--- begin Working data ---

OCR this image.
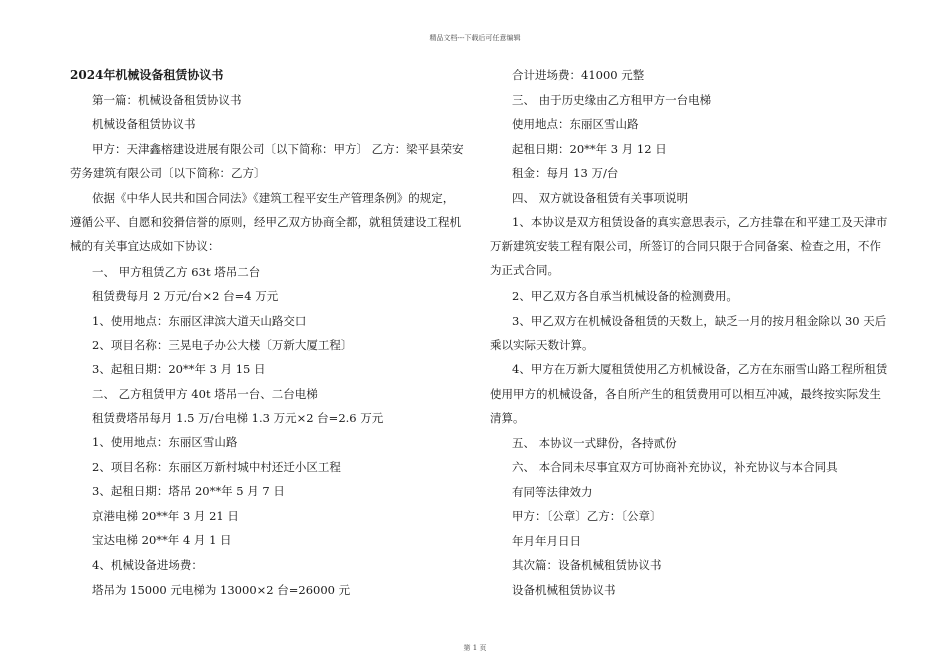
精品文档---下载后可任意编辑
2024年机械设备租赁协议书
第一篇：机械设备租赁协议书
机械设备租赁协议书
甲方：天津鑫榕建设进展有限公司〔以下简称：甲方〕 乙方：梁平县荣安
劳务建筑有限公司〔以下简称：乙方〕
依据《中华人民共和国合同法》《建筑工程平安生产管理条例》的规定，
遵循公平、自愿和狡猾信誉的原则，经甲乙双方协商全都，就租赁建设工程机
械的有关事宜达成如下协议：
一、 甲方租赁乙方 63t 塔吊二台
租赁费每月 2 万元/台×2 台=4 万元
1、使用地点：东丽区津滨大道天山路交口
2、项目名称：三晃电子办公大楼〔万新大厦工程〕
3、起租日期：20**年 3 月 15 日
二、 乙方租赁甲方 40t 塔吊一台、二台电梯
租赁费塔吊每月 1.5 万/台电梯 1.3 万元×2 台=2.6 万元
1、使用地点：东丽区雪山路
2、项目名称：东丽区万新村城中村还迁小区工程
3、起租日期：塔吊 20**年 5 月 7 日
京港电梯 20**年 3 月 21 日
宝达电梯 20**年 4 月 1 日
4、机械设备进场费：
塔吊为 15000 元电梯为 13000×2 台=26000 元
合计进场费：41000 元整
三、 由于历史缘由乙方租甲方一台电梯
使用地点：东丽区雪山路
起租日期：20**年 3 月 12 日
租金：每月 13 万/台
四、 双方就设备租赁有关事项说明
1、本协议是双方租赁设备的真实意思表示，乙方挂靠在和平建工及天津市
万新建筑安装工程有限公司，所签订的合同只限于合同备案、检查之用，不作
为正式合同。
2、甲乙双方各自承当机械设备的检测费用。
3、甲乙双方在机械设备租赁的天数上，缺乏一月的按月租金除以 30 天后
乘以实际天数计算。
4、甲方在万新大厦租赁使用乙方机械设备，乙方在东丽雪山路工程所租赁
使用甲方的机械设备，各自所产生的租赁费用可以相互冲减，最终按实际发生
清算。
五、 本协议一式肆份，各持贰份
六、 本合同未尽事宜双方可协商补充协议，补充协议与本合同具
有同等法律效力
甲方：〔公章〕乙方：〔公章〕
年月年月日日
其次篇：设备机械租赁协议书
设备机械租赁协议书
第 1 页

--- end Working data ---
--- begin Working data ---

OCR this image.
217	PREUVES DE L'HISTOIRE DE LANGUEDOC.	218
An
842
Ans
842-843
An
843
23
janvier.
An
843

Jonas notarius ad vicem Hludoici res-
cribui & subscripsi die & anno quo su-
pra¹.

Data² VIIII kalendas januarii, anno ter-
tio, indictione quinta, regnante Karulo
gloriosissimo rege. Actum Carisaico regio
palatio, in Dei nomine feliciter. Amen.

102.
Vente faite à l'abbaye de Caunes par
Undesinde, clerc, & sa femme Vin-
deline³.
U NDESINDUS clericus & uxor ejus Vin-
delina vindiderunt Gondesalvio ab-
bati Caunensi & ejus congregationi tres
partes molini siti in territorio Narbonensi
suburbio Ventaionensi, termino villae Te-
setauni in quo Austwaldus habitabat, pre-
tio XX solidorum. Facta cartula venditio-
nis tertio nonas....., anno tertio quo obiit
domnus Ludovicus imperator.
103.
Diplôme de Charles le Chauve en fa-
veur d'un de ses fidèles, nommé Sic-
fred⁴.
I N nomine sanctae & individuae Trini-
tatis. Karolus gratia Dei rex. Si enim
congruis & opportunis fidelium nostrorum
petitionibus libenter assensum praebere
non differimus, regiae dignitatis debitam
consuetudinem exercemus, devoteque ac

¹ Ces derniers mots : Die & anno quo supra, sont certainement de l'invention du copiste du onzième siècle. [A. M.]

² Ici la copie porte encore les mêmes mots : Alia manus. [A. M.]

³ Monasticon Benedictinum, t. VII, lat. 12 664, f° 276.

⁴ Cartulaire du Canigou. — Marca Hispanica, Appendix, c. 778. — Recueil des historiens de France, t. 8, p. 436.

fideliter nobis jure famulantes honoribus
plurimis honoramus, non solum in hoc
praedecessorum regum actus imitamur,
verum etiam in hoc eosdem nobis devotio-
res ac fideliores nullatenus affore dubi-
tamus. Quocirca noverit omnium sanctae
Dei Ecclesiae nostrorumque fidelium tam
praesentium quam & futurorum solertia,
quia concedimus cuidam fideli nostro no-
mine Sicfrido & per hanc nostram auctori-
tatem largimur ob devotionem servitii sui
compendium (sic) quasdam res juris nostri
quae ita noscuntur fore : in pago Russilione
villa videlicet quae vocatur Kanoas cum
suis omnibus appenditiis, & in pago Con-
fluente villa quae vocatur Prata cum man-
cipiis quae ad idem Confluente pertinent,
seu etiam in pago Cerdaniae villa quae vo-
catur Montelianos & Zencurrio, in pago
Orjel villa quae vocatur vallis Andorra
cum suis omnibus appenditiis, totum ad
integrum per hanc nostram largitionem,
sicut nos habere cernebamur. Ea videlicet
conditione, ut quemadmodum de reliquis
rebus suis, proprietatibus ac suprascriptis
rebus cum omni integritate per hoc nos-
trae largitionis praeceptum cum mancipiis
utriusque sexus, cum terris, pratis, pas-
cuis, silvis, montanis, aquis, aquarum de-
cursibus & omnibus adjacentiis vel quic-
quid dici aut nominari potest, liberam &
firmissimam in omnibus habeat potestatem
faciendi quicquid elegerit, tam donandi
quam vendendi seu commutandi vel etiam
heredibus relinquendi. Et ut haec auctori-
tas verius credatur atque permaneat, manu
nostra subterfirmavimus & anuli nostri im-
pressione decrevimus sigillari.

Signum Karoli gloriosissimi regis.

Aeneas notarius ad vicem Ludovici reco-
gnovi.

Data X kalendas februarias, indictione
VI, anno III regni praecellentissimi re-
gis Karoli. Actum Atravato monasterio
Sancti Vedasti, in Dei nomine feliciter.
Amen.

--- end Working data ---

Set task:
Return each full line of the entries that contains the word "fidelium".

Output below:
congruis & opportunis fidelium nostrorum
Dei Ecclesiae nostrorumque fidelium tam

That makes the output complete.